▶ [SUPPLIED RECORDS]
******

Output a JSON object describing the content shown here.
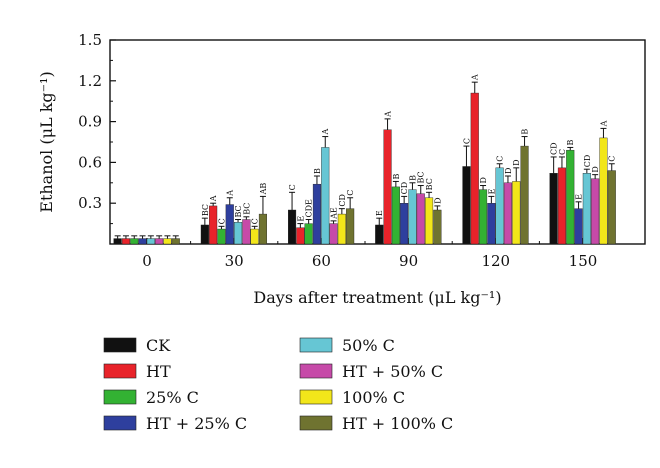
{
  "chart_data": {
    "type": "bar",
    "title": "",
    "xlabel": "Days after treatment (μL kg⁻¹)",
    "ylabel": "Ethanol (μL kg⁻¹)",
    "ylim": [
      0,
      1.5
    ],
    "yticks": [
      "0.3",
      "0.6",
      "0.9",
      "1.2",
      "1.5"
    ],
    "categories": [
      "0",
      "30",
      "60",
      "90",
      "120",
      "150"
    ],
    "legend_position": "bottom",
    "series": [
      {
        "name": "CK",
        "color": "#111111",
        "values": [
          0.04,
          0.14,
          0.25,
          0.14,
          0.57,
          0.52
        ],
        "errors": [
          0.02,
          0.05,
          0.13,
          0.05,
          0.15,
          0.12
        ],
        "labels": [
          "",
          "BC",
          "C",
          "E",
          "C",
          "CD"
        ]
      },
      {
        "name": "HT",
        "color": "#e8232a",
        "values": [
          0.04,
          0.28,
          0.12,
          0.84,
          1.11,
          0.56
        ],
        "errors": [
          0.02,
          0.02,
          0.03,
          0.08,
          0.08,
          0.08
        ],
        "labels": [
          "",
          "A",
          "E",
          "A",
          "A",
          "C"
        ]
      },
      {
        "name": "25% C",
        "color": "#33b233",
        "values": [
          0.04,
          0.11,
          0.15,
          0.42,
          0.4,
          0.69
        ],
        "errors": [
          0.02,
          0.02,
          0.03,
          0.04,
          0.03,
          0.02
        ],
        "labels": [
          "",
          "C",
          "CDE",
          "B",
          "D",
          "B"
        ]
      },
      {
        "name": "HT + 25% C",
        "color": "#2e3f9e",
        "values": [
          0.04,
          0.29,
          0.44,
          0.3,
          0.3,
          0.26
        ],
        "errors": [
          0.02,
          0.05,
          0.06,
          0.05,
          0.05,
          0.05
        ],
        "labels": [
          "",
          "A",
          "B",
          "CD",
          "E",
          "E"
        ]
      },
      {
        "name": "50% C",
        "color": "#66c6d4",
        "values": [
          0.04,
          0.16,
          0.71,
          0.4,
          0.56,
          0.52
        ],
        "errors": [
          0.02,
          0.02,
          0.08,
          0.05,
          0.03,
          0.03
        ],
        "labels": [
          "",
          "BC",
          "A",
          "B",
          "C",
          "CD"
        ]
      },
      {
        "name": "HT + 50% C",
        "color": "#c64aa8",
        "values": [
          0.04,
          0.18,
          0.15,
          0.37,
          0.45,
          0.48
        ],
        "errors": [
          0.02,
          0.02,
          0.02,
          0.06,
          0.05,
          0.03
        ],
        "labels": [
          "",
          "BC",
          "AE",
          "BC",
          "D",
          "D"
        ]
      },
      {
        "name": "100% C",
        "color": "#f2e61a",
        "values": [
          0.04,
          0.11,
          0.22,
          0.34,
          0.46,
          0.78
        ],
        "errors": [
          0.02,
          0.02,
          0.04,
          0.04,
          0.1,
          0.07
        ],
        "labels": [
          "",
          "C",
          "CD",
          "BC",
          "D",
          "A"
        ]
      },
      {
        "name": "HT + 100% C",
        "color": "#6f7330",
        "values": [
          0.04,
          0.22,
          0.26,
          0.25,
          0.72,
          0.54
        ],
        "errors": [
          0.02,
          0.13,
          0.08,
          0.03,
          0.07,
          0.05
        ],
        "labels": [
          "",
          "AB",
          "C",
          "D",
          "B",
          "C"
        ]
      }
    ]
  }
}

******

▶ [PROBLEM]
Show every line in the records above that contains the word "name".

▶ [FINAL RESULT]
        "name": "CK",
        "name": "HT",
        "name": "25% C",
        "name": "HT + 25% C",
        "name": "50% C",
        "name": "HT + 50% C",
        "name": "100% C",
        "name": "HT + 100% C",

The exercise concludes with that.